SOURCE RECORDS
⁂

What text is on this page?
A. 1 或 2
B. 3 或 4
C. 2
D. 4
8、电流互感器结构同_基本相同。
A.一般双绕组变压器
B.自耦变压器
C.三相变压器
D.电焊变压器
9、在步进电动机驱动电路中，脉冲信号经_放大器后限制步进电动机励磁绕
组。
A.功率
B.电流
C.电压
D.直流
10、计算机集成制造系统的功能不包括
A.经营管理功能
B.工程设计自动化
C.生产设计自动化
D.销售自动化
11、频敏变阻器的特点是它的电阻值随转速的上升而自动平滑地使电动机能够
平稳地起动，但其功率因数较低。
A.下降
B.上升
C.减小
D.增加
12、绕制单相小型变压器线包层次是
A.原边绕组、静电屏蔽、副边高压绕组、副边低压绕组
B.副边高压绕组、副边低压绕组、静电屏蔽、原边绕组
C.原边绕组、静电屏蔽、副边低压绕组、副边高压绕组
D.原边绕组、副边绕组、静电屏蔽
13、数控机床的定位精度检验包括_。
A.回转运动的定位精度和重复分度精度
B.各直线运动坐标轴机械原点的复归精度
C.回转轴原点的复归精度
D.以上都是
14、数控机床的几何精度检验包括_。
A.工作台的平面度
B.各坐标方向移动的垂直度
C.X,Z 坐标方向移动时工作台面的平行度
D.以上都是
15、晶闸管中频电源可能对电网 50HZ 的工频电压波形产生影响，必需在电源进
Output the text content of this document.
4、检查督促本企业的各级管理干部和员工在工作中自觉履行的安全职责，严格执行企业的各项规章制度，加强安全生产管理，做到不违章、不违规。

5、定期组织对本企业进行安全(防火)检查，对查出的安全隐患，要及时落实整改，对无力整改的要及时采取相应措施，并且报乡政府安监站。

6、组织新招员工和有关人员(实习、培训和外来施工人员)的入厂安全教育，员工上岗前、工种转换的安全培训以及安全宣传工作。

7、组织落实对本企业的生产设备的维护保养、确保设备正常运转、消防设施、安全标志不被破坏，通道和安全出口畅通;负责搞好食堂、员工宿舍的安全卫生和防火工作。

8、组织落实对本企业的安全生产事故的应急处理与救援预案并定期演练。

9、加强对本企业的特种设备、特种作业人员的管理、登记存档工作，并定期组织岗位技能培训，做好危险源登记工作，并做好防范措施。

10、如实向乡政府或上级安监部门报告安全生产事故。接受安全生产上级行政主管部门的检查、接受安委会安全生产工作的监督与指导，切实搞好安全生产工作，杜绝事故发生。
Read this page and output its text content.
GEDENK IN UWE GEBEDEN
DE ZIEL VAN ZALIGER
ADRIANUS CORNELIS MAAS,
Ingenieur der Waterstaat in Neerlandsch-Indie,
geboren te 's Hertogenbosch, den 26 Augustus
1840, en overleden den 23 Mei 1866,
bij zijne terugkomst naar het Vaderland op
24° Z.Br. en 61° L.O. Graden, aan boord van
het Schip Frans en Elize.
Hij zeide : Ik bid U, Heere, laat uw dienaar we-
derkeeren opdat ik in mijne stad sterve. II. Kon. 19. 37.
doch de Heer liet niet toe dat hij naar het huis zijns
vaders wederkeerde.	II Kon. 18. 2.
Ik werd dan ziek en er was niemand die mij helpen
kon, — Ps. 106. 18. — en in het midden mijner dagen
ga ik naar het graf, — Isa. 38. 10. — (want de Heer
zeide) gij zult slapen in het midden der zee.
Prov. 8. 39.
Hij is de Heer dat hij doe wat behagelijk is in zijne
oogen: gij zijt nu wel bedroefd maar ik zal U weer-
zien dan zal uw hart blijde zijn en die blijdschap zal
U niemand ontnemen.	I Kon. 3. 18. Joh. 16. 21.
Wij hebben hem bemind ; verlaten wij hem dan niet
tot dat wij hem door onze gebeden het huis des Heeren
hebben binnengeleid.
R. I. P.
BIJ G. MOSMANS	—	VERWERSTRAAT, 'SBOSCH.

⁂

EXERCISE PROMPT
Each line of the material above must be retyped precisely.

COMPLETE ANSWER
What text is on this page?
A. 1 或 2
B. 3 或 4
C. 2
D. 4
8、电流互感器结构同_基本相同。
A.一般双绕组变压器
B.自耦变压器
C.三相变压器
D.电焊变压器
9、在步进电动机驱动电路中，脉冲信号经_放大器后限制步进电动机励磁绕
组。
A.功率
B.电流
C.电压
D.直流
10、计算机集成制造系统的功能不包括
A.经营管理功能
B.工程设计自动化
C.生产设计自动化
D.销售自动化
11、频敏变阻器的特点是它的电阻值随转速的上升而自动平滑地使电动机能够
平稳地起动，但其功率因数较低。
A.下降
B.上升
C.减小
D.增加
12、绕制单相小型变压器线包层次是
A.原边绕组、静电屏蔽、副边高压绕组、副边低压绕组
B.副边高压绕组、副边低压绕组、静电屏蔽、原边绕组
C.原边绕组、静电屏蔽、副边低压绕组、副边高压绕组
D.原边绕组、副边绕组、静电屏蔽
13、数控机床的定位精度检验包括_。
A.回转运动的定位精度和重复分度精度
B.各直线运动坐标轴机械原点的复归精度
C.回转轴原点的复归精度
D.以上都是
14、数控机床的几何精度检验包括_。
A.工作台的平面度
B.各坐标方向移动的垂直度
C.X,Z 坐标方向移动时工作台面的平行度
D.以上都是
15、晶闸管中频电源可能对电网 50HZ 的工频电压波形产生影响，必需在电源进
Output the text content of this document.
4、检查督促本企业的各级管理干部和员工在工作中自觉履行的安全职责，严格执行企业的各项规章制度，加强安全生产管理，做到不违章、不违规。

5、定期组织对本企业进行安全(防火)检查，对查出的安全隐患，要及时落实整改，对无力整改的要及时采取相应措施，并且报乡政府安监站。

6、组织新招员工和有关人员(实习、培训和外来施工人员)的入厂安全教育，员工上岗前、工种转换的安全培训以及安全宣传工作。

7、组织落实对本企业的生产设备的维护保养、确保设备正常运转、消防设施、安全标志不被破坏，通道和安全出口畅通;负责搞好食堂、员工宿舍的安全卫生和防火工作。

8、组织落实对本企业的安全生产事故的应急处理与救援预案并定期演练。

9、加强对本企业的特种设备、特种作业人员的管理、登记存档工作，并定期组织岗位技能培训，做好危险源登记工作，并做好防范措施。

10、如实向乡政府或上级安监部门报告安全生产事故。接受安全生产上级行政主管部门的检查、接受安委会安全生产工作的监督与指导，切实搞好安全生产工作，杜绝事故发生。
Read this page and output its text content.
GEDENK IN UWE GEBEDEN
DE ZIEL VAN ZALIGER
ADRIANUS CORNELIS MAAS,
Ingenieur der Waterstaat in Neerlandsch-Indie,
geboren te 's Hertogenbosch, den 26 Augustus
1840, en overleden den 23 Mei 1866,
bij zijne terugkomst naar het Vaderland op
24° Z.Br. en 61° L.O. Graden, aan boord van
het Schip Frans en Elize.
Hij zeide : Ik bid U, Heere, laat uw dienaar we-
derkeeren opdat ik in mijne stad sterve. II. Kon. 19. 37.
doch de Heer liet niet toe dat hij naar het huis zijns
vaders wederkeerde.	II Kon. 18. 2.
Ik werd dan ziek en er was niemand die mij helpen
kon, — Ps. 106. 18. — en in het midden mijner dagen
ga ik naar het graf, — Isa. 38. 10. — (want de Heer
zeide) gij zult slapen in het midden der zee.
Prov. 8. 39.
Hij is de Heer dat hij doe wat behagelijk is in zijne
oogen: gij zijt nu wel bedroefd maar ik zal U weer-
zien dan zal uw hart blijde zijn en die blijdschap zal
U niemand ontnemen.	I Kon. 3. 18. Joh. 16. 21.
Wij hebben hem bemind ; verlaten wij hem dan niet
tot dat wij hem door onze gebeden het huis des Heeren
hebben binnengeleid.
R. I. P.
BIJ G. MOSMANS	—	VERWERSTRAAT, 'SBOSCH.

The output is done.